-- BEGIN Data listing --

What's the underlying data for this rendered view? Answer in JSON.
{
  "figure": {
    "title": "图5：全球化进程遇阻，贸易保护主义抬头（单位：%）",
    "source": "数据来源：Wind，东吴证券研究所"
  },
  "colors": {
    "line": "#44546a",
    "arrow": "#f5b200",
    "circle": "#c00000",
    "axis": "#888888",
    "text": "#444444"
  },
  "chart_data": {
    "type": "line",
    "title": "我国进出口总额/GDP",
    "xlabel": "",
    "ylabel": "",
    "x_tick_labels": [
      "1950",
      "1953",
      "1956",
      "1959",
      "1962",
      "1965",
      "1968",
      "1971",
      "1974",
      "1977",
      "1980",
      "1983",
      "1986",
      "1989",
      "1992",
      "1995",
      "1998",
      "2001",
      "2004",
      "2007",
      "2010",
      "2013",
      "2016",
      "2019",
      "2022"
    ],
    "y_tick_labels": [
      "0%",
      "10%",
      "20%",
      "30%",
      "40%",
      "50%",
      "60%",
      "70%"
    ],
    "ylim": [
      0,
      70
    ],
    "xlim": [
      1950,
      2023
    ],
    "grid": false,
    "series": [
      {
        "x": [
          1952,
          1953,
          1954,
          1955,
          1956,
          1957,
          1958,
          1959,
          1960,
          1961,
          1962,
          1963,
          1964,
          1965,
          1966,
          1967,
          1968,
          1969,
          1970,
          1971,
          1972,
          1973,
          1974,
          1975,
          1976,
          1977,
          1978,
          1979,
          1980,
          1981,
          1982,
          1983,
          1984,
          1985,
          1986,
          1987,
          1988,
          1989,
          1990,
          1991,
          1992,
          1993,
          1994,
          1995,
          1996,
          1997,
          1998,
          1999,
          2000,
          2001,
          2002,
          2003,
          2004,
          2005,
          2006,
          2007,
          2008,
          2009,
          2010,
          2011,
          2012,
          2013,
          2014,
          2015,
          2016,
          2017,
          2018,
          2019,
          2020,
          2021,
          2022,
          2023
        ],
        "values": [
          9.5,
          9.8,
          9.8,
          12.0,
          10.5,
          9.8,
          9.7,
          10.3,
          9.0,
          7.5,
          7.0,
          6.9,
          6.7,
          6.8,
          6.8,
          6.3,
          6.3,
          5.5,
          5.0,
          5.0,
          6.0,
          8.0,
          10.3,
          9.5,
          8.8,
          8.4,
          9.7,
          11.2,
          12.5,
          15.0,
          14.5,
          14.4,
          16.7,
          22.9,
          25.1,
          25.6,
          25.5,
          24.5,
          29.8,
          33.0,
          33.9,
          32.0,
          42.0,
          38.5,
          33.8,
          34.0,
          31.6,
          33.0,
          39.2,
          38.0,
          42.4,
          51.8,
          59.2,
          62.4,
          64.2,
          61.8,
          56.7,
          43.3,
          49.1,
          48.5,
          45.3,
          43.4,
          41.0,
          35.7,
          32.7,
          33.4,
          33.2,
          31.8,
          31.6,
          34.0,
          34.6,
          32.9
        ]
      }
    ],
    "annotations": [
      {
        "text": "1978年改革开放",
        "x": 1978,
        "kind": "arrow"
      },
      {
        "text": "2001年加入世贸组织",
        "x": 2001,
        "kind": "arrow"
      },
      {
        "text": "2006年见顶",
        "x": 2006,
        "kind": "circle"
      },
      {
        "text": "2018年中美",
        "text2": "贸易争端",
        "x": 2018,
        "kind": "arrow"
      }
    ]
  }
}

-- END Data listing --

Short problem: Above are some records; repeat all of them exactly.

Problem solution:
What's the underlying data for this rendered view? Answer in JSON.
{
  "figure": {
    "title": "图5：全球化进程遇阻，贸易保护主义抬头（单位：%）",
    "source": "数据来源：Wind，东吴证券研究所"
  },
  "colors": {
    "line": "#44546a",
    "arrow": "#f5b200",
    "circle": "#c00000",
    "axis": "#888888",
    "text": "#444444"
  },
  "chart_data": {
    "type": "line",
    "title": "我国进出口总额/GDP",
    "xlabel": "",
    "ylabel": "",
    "x_tick_labels": [
      "1950",
      "1953",
      "1956",
      "1959",
      "1962",
      "1965",
      "1968",
      "1971",
      "1974",
      "1977",
      "1980",
      "1983",
      "1986",
      "1989",
      "1992",
      "1995",
      "1998",
      "2001",
      "2004",
      "2007",
      "2010",
      "2013",
      "2016",
      "2019",
      "2022"
    ],
    "y_tick_labels": [
      "0%",
      "10%",
      "20%",
      "30%",
      "40%",
      "50%",
      "60%",
      "70%"
    ],
    "ylim": [
      0,
      70
    ],
    "xlim": [
      1950,
      2023
    ],
    "grid": false,
    "series": [
      {
        "x": [
          1952,
          1953,
          1954,
          1955,
          1956,
          1957,
          1958,
          1959,
          1960,
          1961,
          1962,
          1963,
          1964,
          1965,
          1966,
          1967,
          1968,
          1969,
          1970,
          1971,
          1972,
          1973,
          1974,
          1975,
          1976,
          1977,
          1978,
          1979,
          1980,
          1981,
          1982,
          1983,
          1984,
          1985,
          1986,
          1987,
          1988,
          1989,
          1990,
          1991,
          1992,
          1993,
          1994,
          1995,
          1996,
          1997,
          1998,
          1999,
          2000,
          2001,
          2002,
          2003,
          2004,
          2005,
          2006,
          2007,
          2008,
          2009,
          2010,
          2011,
          2012,
          2013,
          2014,
          2015,
          2016,
          2017,
          2018,
          2019,
          2020,
          2021,
          2022,
          2023
        ],
        "values": [
          9.5,
          9.8,
          9.8,
          12.0,
          10.5,
          9.8,
          9.7,
          10.3,
          9.0,
          7.5,
          7.0,
          6.9,
          6.7,
          6.8,
          6.8,
          6.3,
          6.3,
          5.5,
          5.0,
          5.0,
          6.0,
          8.0,
          10.3,
          9.5,
          8.8,
          8.4,
          9.7,
          11.2,
          12.5,
          15.0,
          14.5,
          14.4,
          16.7,
          22.9,
          25.1,
          25.6,
          25.5,
          24.5,
          29.8,
          33.0,
          33.9,
          32.0,
          42.0,
          38.5,
          33.8,
          34.0,
          31.6,
          33.0,
          39.2,
          38.0,
          42.4,
          51.8,
          59.2,
          62.4,
          64.2,
          61.8,
          56.7,
          43.3,
          49.1,
          48.5,
          45.3,
          43.4,
          41.0,
          35.7,
          32.7,
          33.4,
          33.2,
          31.8,
          31.6,
          34.0,
          34.6,
          32.9
        ]
      }
    ],
    "annotations": [
      {
        "text": "1978年改革开放",
        "x": 1978,
        "kind": "arrow"
      },
      {
        "text": "2001年加入世贸组织",
        "x": 2001,
        "kind": "arrow"
      },
      {
        "text": "2006年见顶",
        "x": 2006,
        "kind": "circle"
      },
      {
        "text": "2018年中美",
        "text2": "贸易争端",
        "x": 2018,
        "kind": "arrow"
      }
    ]
  }
}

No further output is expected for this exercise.